Report how many lines contain "miejsca". Give the number and nothing else.

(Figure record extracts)
☆ ☆ ☆ ☆ ☆ ☆ ☆

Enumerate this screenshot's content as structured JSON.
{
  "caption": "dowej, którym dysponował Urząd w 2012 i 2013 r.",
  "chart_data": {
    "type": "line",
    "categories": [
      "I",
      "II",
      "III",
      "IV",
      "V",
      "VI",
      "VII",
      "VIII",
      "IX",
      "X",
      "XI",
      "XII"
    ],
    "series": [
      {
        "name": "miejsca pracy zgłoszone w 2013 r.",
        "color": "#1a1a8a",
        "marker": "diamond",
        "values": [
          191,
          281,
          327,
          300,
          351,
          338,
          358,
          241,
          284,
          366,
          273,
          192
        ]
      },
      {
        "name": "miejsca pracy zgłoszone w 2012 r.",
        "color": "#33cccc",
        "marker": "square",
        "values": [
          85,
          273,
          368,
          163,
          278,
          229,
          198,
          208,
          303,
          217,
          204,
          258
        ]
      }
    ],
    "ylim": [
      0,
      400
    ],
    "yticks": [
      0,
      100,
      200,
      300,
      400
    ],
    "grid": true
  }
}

☆ ☆ ☆ ☆ ☆ ☆ ☆

■ **Written answer**
2